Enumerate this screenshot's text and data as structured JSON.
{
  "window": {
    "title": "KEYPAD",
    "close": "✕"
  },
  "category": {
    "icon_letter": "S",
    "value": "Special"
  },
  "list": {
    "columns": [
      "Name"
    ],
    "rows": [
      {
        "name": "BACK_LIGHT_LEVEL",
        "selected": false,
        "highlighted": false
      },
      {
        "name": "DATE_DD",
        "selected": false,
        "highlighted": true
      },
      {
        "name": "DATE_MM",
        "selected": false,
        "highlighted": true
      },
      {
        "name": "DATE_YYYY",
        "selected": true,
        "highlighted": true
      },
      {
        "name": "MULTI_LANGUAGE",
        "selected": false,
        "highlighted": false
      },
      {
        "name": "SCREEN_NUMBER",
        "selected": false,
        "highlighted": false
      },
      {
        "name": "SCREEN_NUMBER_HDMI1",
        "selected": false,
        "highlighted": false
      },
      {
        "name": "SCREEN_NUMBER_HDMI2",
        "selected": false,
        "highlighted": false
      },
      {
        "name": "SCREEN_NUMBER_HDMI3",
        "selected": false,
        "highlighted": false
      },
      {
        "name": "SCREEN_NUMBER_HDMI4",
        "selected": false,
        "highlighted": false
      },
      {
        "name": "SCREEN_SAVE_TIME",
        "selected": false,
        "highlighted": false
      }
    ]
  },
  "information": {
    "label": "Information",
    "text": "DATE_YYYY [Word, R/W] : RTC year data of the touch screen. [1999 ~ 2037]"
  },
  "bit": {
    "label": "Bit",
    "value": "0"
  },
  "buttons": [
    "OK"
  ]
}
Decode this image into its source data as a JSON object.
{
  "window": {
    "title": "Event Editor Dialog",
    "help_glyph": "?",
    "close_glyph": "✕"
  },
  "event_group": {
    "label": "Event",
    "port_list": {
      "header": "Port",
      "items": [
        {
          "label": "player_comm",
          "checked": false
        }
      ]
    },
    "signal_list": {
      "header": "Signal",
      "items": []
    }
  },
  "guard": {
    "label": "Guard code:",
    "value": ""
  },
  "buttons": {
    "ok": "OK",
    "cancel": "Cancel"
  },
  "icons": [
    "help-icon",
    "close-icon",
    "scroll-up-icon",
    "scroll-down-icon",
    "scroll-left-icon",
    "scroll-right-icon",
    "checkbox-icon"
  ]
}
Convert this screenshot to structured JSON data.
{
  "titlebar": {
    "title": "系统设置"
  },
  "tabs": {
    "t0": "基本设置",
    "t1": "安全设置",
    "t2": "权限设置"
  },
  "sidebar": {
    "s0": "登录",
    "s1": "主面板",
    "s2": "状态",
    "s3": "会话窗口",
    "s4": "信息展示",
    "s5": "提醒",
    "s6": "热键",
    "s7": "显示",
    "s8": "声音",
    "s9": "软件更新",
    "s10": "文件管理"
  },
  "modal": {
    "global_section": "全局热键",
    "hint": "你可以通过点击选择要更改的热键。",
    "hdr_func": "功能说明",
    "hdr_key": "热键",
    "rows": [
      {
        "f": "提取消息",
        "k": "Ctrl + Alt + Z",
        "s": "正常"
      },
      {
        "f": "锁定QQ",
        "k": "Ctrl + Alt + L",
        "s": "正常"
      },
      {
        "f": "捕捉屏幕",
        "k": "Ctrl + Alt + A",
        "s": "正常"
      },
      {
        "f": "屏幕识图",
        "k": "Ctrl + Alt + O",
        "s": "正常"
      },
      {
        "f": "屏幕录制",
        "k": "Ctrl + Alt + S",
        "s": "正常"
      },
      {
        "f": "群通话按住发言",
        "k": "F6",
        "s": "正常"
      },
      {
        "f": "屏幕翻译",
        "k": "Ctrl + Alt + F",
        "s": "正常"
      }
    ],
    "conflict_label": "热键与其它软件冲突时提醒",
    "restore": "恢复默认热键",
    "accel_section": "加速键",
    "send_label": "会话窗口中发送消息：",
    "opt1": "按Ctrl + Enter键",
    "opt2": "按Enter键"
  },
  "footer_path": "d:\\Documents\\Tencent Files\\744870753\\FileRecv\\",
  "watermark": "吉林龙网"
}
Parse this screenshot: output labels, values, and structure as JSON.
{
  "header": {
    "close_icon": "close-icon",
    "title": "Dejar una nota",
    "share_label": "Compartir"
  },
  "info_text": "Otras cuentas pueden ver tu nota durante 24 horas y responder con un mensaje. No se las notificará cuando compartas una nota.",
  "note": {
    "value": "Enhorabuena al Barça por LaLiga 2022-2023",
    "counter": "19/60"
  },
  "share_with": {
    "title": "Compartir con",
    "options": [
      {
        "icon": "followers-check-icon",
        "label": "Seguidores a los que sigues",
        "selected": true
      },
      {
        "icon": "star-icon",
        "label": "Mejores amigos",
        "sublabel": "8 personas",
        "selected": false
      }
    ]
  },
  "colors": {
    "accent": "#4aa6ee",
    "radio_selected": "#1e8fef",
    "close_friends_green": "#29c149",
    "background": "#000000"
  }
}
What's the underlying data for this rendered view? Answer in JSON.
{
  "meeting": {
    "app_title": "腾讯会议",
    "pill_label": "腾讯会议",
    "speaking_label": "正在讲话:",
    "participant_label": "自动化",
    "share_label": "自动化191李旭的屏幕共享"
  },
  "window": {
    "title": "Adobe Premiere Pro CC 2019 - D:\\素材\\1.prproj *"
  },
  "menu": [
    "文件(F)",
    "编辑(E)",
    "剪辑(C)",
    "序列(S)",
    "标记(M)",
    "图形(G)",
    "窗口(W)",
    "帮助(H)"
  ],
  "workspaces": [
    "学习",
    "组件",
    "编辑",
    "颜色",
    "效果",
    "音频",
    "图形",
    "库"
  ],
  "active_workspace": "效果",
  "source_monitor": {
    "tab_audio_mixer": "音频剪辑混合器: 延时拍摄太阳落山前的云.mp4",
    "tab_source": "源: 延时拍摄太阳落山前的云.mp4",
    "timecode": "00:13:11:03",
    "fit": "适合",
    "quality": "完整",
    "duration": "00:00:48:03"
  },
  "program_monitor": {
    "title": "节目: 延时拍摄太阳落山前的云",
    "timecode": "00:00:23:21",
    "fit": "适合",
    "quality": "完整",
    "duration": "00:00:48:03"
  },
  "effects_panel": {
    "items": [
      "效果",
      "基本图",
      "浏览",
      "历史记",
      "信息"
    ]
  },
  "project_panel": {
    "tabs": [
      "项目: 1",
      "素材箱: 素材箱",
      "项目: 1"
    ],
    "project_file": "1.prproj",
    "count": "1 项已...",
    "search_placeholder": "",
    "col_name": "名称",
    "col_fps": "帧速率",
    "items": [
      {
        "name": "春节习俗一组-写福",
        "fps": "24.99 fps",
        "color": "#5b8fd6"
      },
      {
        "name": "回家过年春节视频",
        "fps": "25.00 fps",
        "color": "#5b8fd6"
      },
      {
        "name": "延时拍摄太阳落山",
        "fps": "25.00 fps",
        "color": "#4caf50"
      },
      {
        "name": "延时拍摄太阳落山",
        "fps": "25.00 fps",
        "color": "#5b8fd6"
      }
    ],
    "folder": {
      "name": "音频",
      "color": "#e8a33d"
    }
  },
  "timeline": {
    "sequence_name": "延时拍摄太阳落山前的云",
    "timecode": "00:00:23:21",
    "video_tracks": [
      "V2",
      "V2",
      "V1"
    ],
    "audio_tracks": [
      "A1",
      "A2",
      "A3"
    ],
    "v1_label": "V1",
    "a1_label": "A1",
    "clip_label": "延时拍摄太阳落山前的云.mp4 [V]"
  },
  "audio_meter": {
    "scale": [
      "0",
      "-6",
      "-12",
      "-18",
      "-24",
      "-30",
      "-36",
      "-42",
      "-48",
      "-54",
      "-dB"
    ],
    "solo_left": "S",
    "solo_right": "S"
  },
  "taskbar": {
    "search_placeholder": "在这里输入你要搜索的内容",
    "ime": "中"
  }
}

+ + +

● Goal: Each line in the data that holds the string "Compartir" should be found and copied.

● Task result:
    "share_label": "Compartir"
    "title": "Compartir con",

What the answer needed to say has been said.